## start Materials provided
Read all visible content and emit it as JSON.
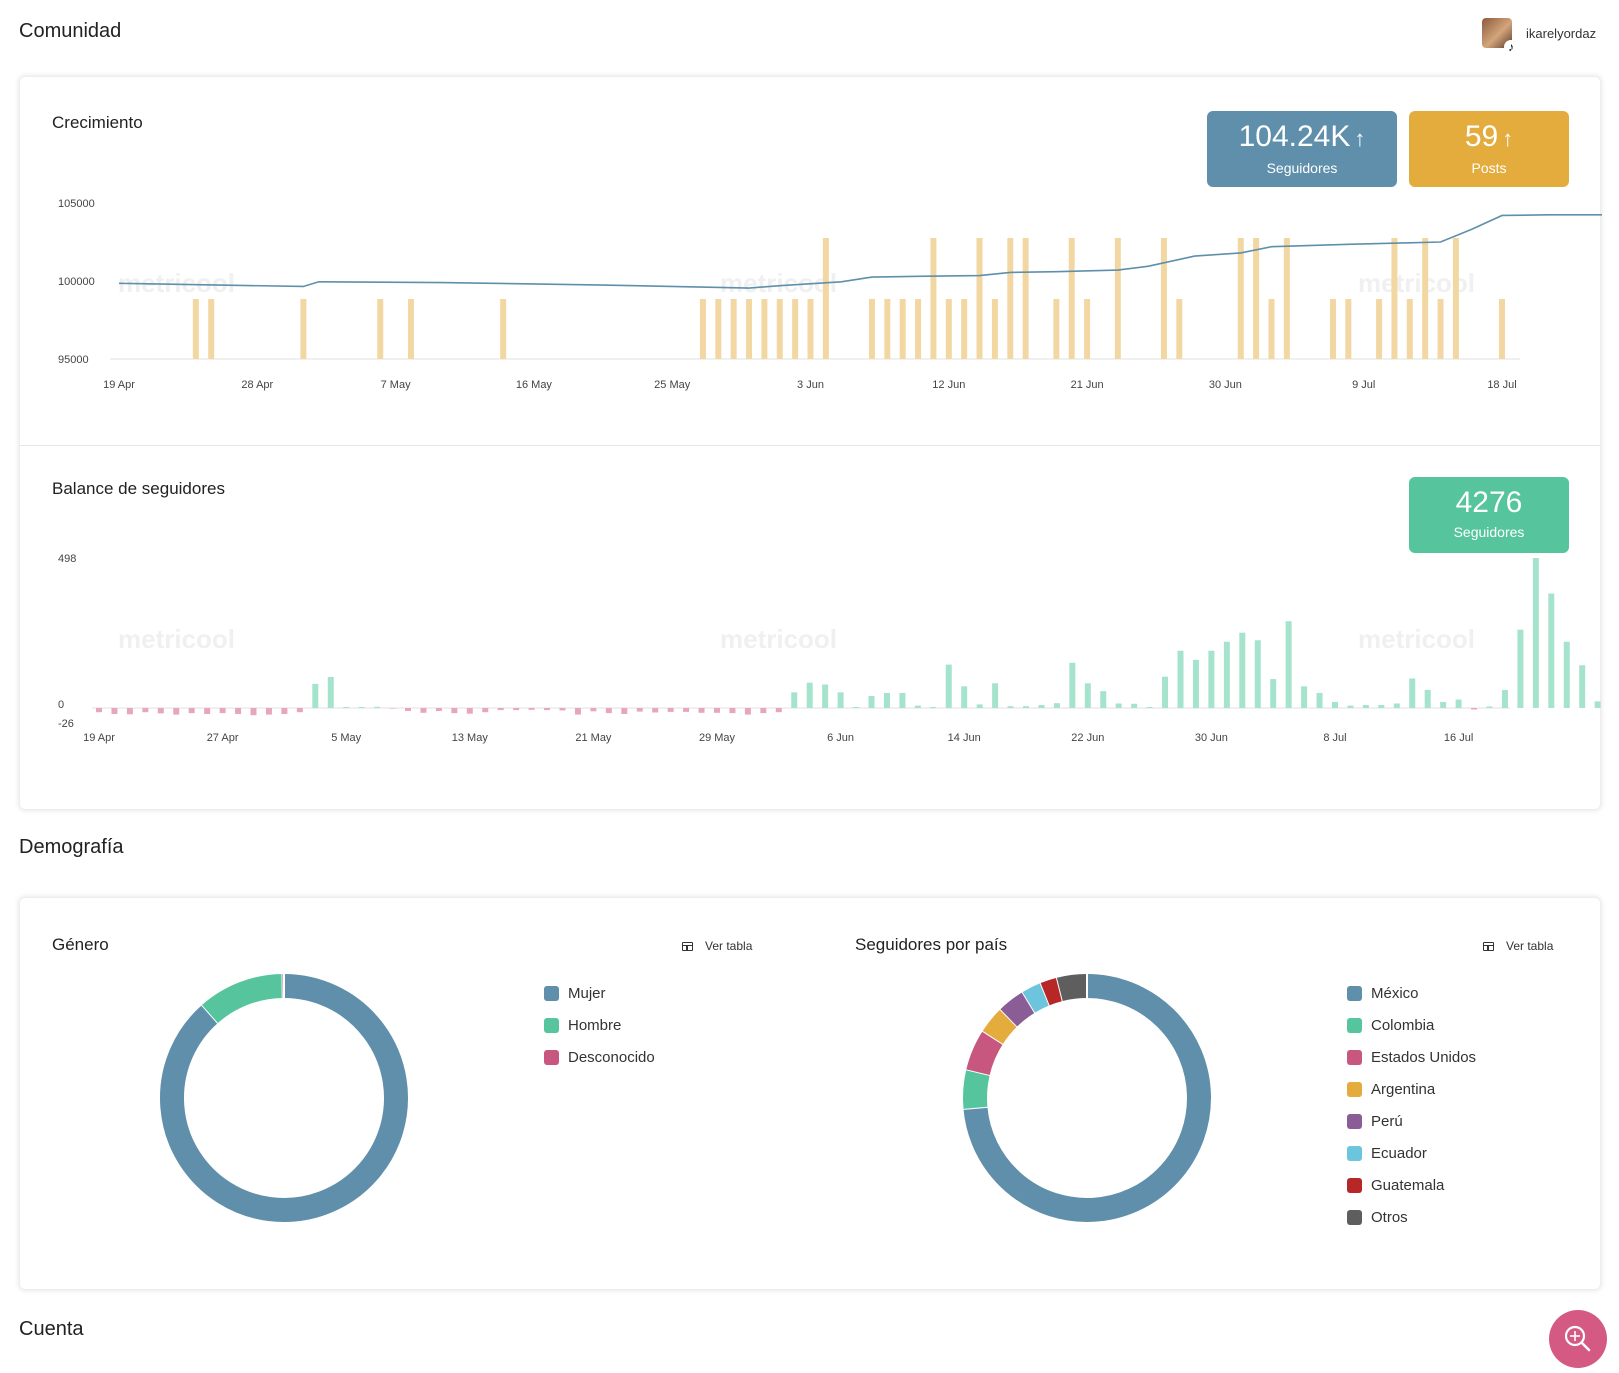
{
  "header": {
    "section_title": "Comunidad",
    "username": "ikarelyordaz",
    "avatar": "avatar-photo",
    "platform_icon": "tiktok-icon"
  },
  "growth": {
    "title": "Crecimiento",
    "followers_kpi": {
      "value": "104.24K",
      "label": "Seguidores",
      "color": "#5f8fab"
    },
    "posts_kpi": {
      "value": "59",
      "label": "Posts",
      "color": "#e4ab3d"
    },
    "watermark": "metricool"
  },
  "balance": {
    "title": "Balance de seguidores",
    "kpi": {
      "value": "4276",
      "label": "Seguidores",
      "color": "#56c59e"
    },
    "watermark": "metricool"
  },
  "demography": {
    "section_title": "Demografía",
    "gender": {
      "title": "Género",
      "ver_tabla": "Ver tabla",
      "legend": [
        {
          "label": "Mujer",
          "color": "#5f8fab"
        },
        {
          "label": "Hombre",
          "color": "#56c59e"
        },
        {
          "label": "Desconocido",
          "color": "#c8577f"
        }
      ]
    },
    "country": {
      "title": "Seguidores por país",
      "ver_tabla": "Ver tabla",
      "legend": [
        {
          "label": "México",
          "color": "#5f8fab"
        },
        {
          "label": "Colombia",
          "color": "#56c59e"
        },
        {
          "label": "Estados Unidos",
          "color": "#c8577f"
        },
        {
          "label": "Argentina",
          "color": "#e4ab3d"
        },
        {
          "label": "Perú",
          "color": "#8a5d96"
        },
        {
          "label": "Ecuador",
          "color": "#6cc5dc"
        },
        {
          "label": "Guatemala",
          "color": "#b82727"
        },
        {
          "label": "Otros",
          "color": "#5e5e5e"
        }
      ]
    }
  },
  "footer": {
    "section_title": "Cuenta",
    "fab_icon": "search-analytics-icon"
  },
  "chart_data": [
    {
      "type": "line",
      "title": "Crecimiento",
      "ylim": [
        95000,
        105000
      ],
      "yticks": [
        "105000",
        "100000",
        "95000"
      ],
      "xticks": [
        "19 Apr",
        "28 Apr",
        "7 May",
        "16 May",
        "25 May",
        "3 Jun",
        "12 Jun",
        "21 Jun",
        "30 Jun",
        "9 Jul",
        "18 Jul"
      ],
      "date_range": [
        "2023-04-19",
        "2023-07-18"
      ],
      "line_color": "#5f8fab",
      "bar_color": "#f2d7a3",
      "series": [
        {
          "name": "Seguidores",
          "points": [
            [
              "2023-04-19",
              99850
            ],
            [
              "2023-05-01",
              99650
            ],
            [
              "2023-05-02",
              99950
            ],
            [
              "2023-05-10",
              99900
            ],
            [
              "2023-05-20",
              99750
            ],
            [
              "2023-05-30",
              99550
            ],
            [
              "2023-06-01",
              99700
            ],
            [
              "2023-06-05",
              99950
            ],
            [
              "2023-06-07",
              100250
            ],
            [
              "2023-06-10",
              100300
            ],
            [
              "2023-06-14",
              100350
            ],
            [
              "2023-06-16",
              100550
            ],
            [
              "2023-06-19",
              100600
            ],
            [
              "2023-06-23",
              100700
            ],
            [
              "2023-06-25",
              100950
            ],
            [
              "2023-06-28",
              101600
            ],
            [
              "2023-07-01",
              101800
            ],
            [
              "2023-07-03",
              102200
            ],
            [
              "2023-07-08",
              102350
            ],
            [
              "2023-07-12",
              102450
            ],
            [
              "2023-07-14",
              102500
            ],
            [
              "2023-07-16",
              103300
            ],
            [
              "2023-07-18",
              104200
            ],
            [
              "2023-07-21",
              104240
            ],
            [
              "2023-07-25",
              104240
            ]
          ]
        },
        {
          "name": "Posts",
          "bars": [
            [
              "2023-04-24",
              1
            ],
            [
              "2023-04-25",
              1
            ],
            [
              "2023-05-01",
              1
            ],
            [
              "2023-05-06",
              1
            ],
            [
              "2023-05-08",
              1
            ],
            [
              "2023-05-14",
              1
            ],
            [
              "2023-05-27",
              1
            ],
            [
              "2023-05-28",
              1
            ],
            [
              "2023-05-29",
              1
            ],
            [
              "2023-05-30",
              1
            ],
            [
              "2023-05-31",
              1
            ],
            [
              "2023-06-01",
              1
            ],
            [
              "2023-06-02",
              1
            ],
            [
              "2023-06-03",
              1
            ],
            [
              "2023-06-04",
              2
            ],
            [
              "2023-06-07",
              1
            ],
            [
              "2023-06-08",
              1
            ],
            [
              "2023-06-09",
              1
            ],
            [
              "2023-06-10",
              1
            ],
            [
              "2023-06-11",
              2
            ],
            [
              "2023-06-12",
              1
            ],
            [
              "2023-06-13",
              1
            ],
            [
              "2023-06-14",
              2
            ],
            [
              "2023-06-15",
              1
            ],
            [
              "2023-06-16",
              2
            ],
            [
              "2023-06-17",
              2
            ],
            [
              "2023-06-19",
              1
            ],
            [
              "2023-06-20",
              2
            ],
            [
              "2023-06-21",
              1
            ],
            [
              "2023-06-23",
              2
            ],
            [
              "2023-06-26",
              2
            ],
            [
              "2023-06-27",
              1
            ],
            [
              "2023-07-01",
              2
            ],
            [
              "2023-07-02",
              2
            ],
            [
              "2023-07-03",
              1
            ],
            [
              "2023-07-04",
              2
            ],
            [
              "2023-07-07",
              1
            ],
            [
              "2023-07-08",
              1
            ],
            [
              "2023-07-10",
              1
            ],
            [
              "2023-07-11",
              2
            ],
            [
              "2023-07-12",
              1
            ],
            [
              "2023-07-13",
              2
            ],
            [
              "2023-07-14",
              1
            ],
            [
              "2023-07-15",
              2
            ],
            [
              "2023-07-18",
              1
            ]
          ]
        }
      ]
    },
    {
      "type": "bar",
      "title": "Balance de seguidores",
      "ylim": [
        -26,
        498
      ],
      "yticks": [
        "498",
        "0",
        "-26"
      ],
      "xticks": [
        "19 Apr",
        "27 Apr",
        "5 May",
        "13 May",
        "21 May",
        "29 May",
        "6 Jun",
        "14 Jun",
        "22 Jun",
        "30 Jun",
        "8 Jul",
        "16 Jul"
      ],
      "start_date": "2023-04-19",
      "positive_color": "#a6e3cd",
      "negative_color": "#e8a6bc",
      "values": [
        -14,
        -20,
        -21,
        -14,
        -18,
        -22,
        -17,
        -20,
        -17,
        -20,
        -24,
        -22,
        -20,
        -14,
        80,
        103,
        3,
        2,
        4,
        -2,
        -10,
        -16,
        -10,
        -17,
        -19,
        -14,
        -7,
        -7,
        -6,
        -7,
        -8,
        -22,
        -11,
        -17,
        -20,
        -12,
        -15,
        -13,
        -13,
        -16,
        -16,
        -17,
        -22,
        -17,
        -14,
        52,
        84,
        78,
        52,
        0,
        40,
        50,
        50,
        8,
        0,
        144,
        72,
        12,
        82,
        6,
        6,
        10,
        16,
        150,
        82,
        56,
        15,
        14,
        0,
        104,
        190,
        160,
        190,
        220,
        250,
        225,
        96,
        288,
        72,
        50,
        20,
        8,
        10,
        10,
        15,
        98,
        60,
        20,
        28,
        -5,
        5,
        60,
        260,
        498,
        380,
        220,
        142,
        22
      ]
    },
    {
      "type": "pie",
      "title": "Género",
      "categories": [
        "Mujer",
        "Hombre",
        "Desconocido"
      ],
      "values": [
        88.5,
        11.3,
        0.2
      ]
    },
    {
      "type": "pie",
      "title": "Seguidores por país",
      "categories": [
        "México",
        "Colombia",
        "Estados Unidos",
        "Argentina",
        "Perú",
        "Ecuador",
        "Guatemala",
        "Otros"
      ],
      "values": [
        73.6,
        5.1,
        5.4,
        3.6,
        3.6,
        2.6,
        2.2,
        3.9
      ]
    }
  ]
}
## end Materials provided
→ **Written request**
Leaving aside the images, write out the entries above word for word.

→ **The completed task**
Read all visible content and emit it as JSON.
{
  "header": {
    "section_title": "Comunidad",
    "username": "ikarelyordaz",
    "avatar": "avatar-photo",
    "platform_icon": "tiktok-icon"
  },
  "growth": {
    "title": "Crecimiento",
    "followers_kpi": {
      "value": "104.24K",
      "label": "Seguidores",
      "color": "#5f8fab"
    },
    "posts_kpi": {
      "value": "59",
      "label": "Posts",
      "color": "#e4ab3d"
    },
    "watermark": "metricool"
  },
  "balance": {
    "title": "Balance de seguidores",
    "kpi": {
      "value": "4276",
      "label": "Seguidores",
      "color": "#56c59e"
    },
    "watermark": "metricool"
  },
  "demography": {
    "section_title": "Demografía",
    "gender": {
      "title": "Género",
      "ver_tabla": "Ver tabla",
      "legend": [
        {
          "label": "Mujer",
          "color": "#5f8fab"
        },
        {
          "label": "Hombre",
          "color": "#56c59e"
        },
        {
          "label": "Desconocido",
          "color": "#c8577f"
        }
      ]
    },
    "country": {
      "title": "Seguidores por país",
      "ver_tabla": "Ver tabla",
      "legend": [
        {
          "label": "México",
          "color": "#5f8fab"
        },
        {
          "label": "Colombia",
          "color": "#56c59e"
        },
        {
          "label": "Estados Unidos",
          "color": "#c8577f"
        },
        {
          "label": "Argentina",
          "color": "#e4ab3d"
        },
        {
          "label": "Perú",
          "color": "#8a5d96"
        },
        {
          "label": "Ecuador",
          "color": "#6cc5dc"
        },
        {
          "label": "Guatemala",
          "color": "#b82727"
        },
        {
          "label": "Otros",
          "color": "#5e5e5e"
        }
      ]
    }
  },
  "footer": {
    "section_title": "Cuenta",
    "fab_icon": "search-analytics-icon"
  },
  "chart_data": [
    {
      "type": "line",
      "title": "Crecimiento",
      "ylim": [
        95000,
        105000
      ],
      "yticks": [
        "105000",
        "100000",
        "95000"
      ],
      "xticks": [
        "19 Apr",
        "28 Apr",
        "7 May",
        "16 May",
        "25 May",
        "3 Jun",
        "12 Jun",
        "21 Jun",
        "30 Jun",
        "9 Jul",
        "18 Jul"
      ],
      "date_range": [
        "2023-04-19",
        "2023-07-18"
      ],
      "line_color": "#5f8fab",
      "bar_color": "#f2d7a3",
      "series": [
        {
          "name": "Seguidores",
          "points": [
            [
              "2023-04-19",
              99850
            ],
            [
              "2023-05-01",
              99650
            ],
            [
              "2023-05-02",
              99950
            ],
            [
              "2023-05-10",
              99900
            ],
            [
              "2023-05-20",
              99750
            ],
            [
              "2023-05-30",
              99550
            ],
            [
              "2023-06-01",
              99700
            ],
            [
              "2023-06-05",
              99950
            ],
            [
              "2023-06-07",
              100250
            ],
            [
              "2023-06-10",
              100300
            ],
            [
              "2023-06-14",
              100350
            ],
            [
              "2023-06-16",
              100550
            ],
            [
              "2023-06-19",
              100600
            ],
            [
              "2023-06-23",
              100700
            ],
            [
              "2023-06-25",
              100950
            ],
            [
              "2023-06-28",
              101600
            ],
            [
              "2023-07-01",
              101800
            ],
            [
              "2023-07-03",
              102200
            ],
            [
              "2023-07-08",
              102350
            ],
            [
              "2023-07-12",
              102450
            ],
            [
              "2023-07-14",
              102500
            ],
            [
              "2023-07-16",
              103300
            ],
            [
              "2023-07-18",
              104200
            ],
            [
              "2023-07-21",
              104240
            ],
            [
              "2023-07-25",
              104240
            ]
          ]
        },
        {
          "name": "Posts",
          "bars": [
            [
              "2023-04-24",
              1
            ],
            [
              "2023-04-25",
              1
            ],
            [
              "2023-05-01",
              1
            ],
            [
              "2023-05-06",
              1
            ],
            [
              "2023-05-08",
              1
            ],
            [
              "2023-05-14",
              1
            ],
            [
              "2023-05-27",
              1
            ],
            [
              "2023-05-28",
              1
            ],
            [
              "2023-05-29",
              1
            ],
            [
              "2023-05-30",
              1
            ],
            [
              "2023-05-31",
              1
            ],
            [
              "2023-06-01",
              1
            ],
            [
              "2023-06-02",
              1
            ],
            [
              "2023-06-03",
              1
            ],
            [
              "2023-06-04",
              2
            ],
            [
              "2023-06-07",
              1
            ],
            [
              "2023-06-08",
              1
            ],
            [
              "2023-06-09",
              1
            ],
            [
              "2023-06-10",
              1
            ],
            [
              "2023-06-11",
              2
            ],
            [
              "2023-06-12",
              1
            ],
            [
              "2023-06-13",
              1
            ],
            [
              "2023-06-14",
              2
            ],
            [
              "2023-06-15",
              1
            ],
            [
              "2023-06-16",
              2
            ],
            [
              "2023-06-17",
              2
            ],
            [
              "2023-06-19",
              1
            ],
            [
              "2023-06-20",
              2
            ],
            [
              "2023-06-21",
              1
            ],
            [
              "2023-06-23",
              2
            ],
            [
              "2023-06-26",
              2
            ],
            [
              "2023-06-27",
              1
            ],
            [
              "2023-07-01",
              2
            ],
            [
              "2023-07-02",
              2
            ],
            [
              "2023-07-03",
              1
            ],
            [
              "2023-07-04",
              2
            ],
            [
              "2023-07-07",
              1
            ],
            [
              "2023-07-08",
              1
            ],
            [
              "2023-07-10",
              1
            ],
            [
              "2023-07-11",
              2
            ],
            [
              "2023-07-12",
              1
            ],
            [
              "2023-07-13",
              2
            ],
            [
              "2023-07-14",
              1
            ],
            [
              "2023-07-15",
              2
            ],
            [
              "2023-07-18",
              1
            ]
          ]
        }
      ]
    },
    {
      "type": "bar",
      "title": "Balance de seguidores",
      "ylim": [
        -26,
        498
      ],
      "yticks": [
        "498",
        "0",
        "-26"
      ],
      "xticks": [
        "19 Apr",
        "27 Apr",
        "5 May",
        "13 May",
        "21 May",
        "29 May",
        "6 Jun",
        "14 Jun",
        "22 Jun",
        "30 Jun",
        "8 Jul",
        "16 Jul"
      ],
      "start_date": "2023-04-19",
      "positive_color": "#a6e3cd",
      "negative_color": "#e8a6bc",
      "values": [
        -14,
        -20,
        -21,
        -14,
        -18,
        -22,
        -17,
        -20,
        -17,
        -20,
        -24,
        -22,
        -20,
        -14,
        80,
        103,
        3,
        2,
        4,
        -2,
        -10,
        -16,
        -10,
        -17,
        -19,
        -14,
        -7,
        -7,
        -6,
        -7,
        -8,
        -22,
        -11,
        -17,
        -20,
        -12,
        -15,
        -13,
        -13,
        -16,
        -16,
        -17,
        -22,
        -17,
        -14,
        52,
        84,
        78,
        52,
        0,
        40,
        50,
        50,
        8,
        0,
        144,
        72,
        12,
        82,
        6,
        6,
        10,
        16,
        150,
        82,
        56,
        15,
        14,
        0,
        104,
        190,
        160,
        190,
        220,
        250,
        225,
        96,
        288,
        72,
        50,
        20,
        8,
        10,
        10,
        15,
        98,
        60,
        20,
        28,
        -5,
        5,
        60,
        260,
        498,
        380,
        220,
        142,
        22
      ]
    },
    {
      "type": "pie",
      "title": "Género",
      "categories": [
        "Mujer",
        "Hombre",
        "Desconocido"
      ],
      "values": [
        88.5,
        11.3,
        0.2
      ]
    },
    {
      "type": "pie",
      "title": "Seguidores por país",
      "categories": [
        "México",
        "Colombia",
        "Estados Unidos",
        "Argentina",
        "Perú",
        "Ecuador",
        "Guatemala",
        "Otros"
      ],
      "values": [
        73.6,
        5.1,
        5.4,
        3.6,
        3.6,
        2.6,
        2.2,
        3.9
      ]
    }
  ]
}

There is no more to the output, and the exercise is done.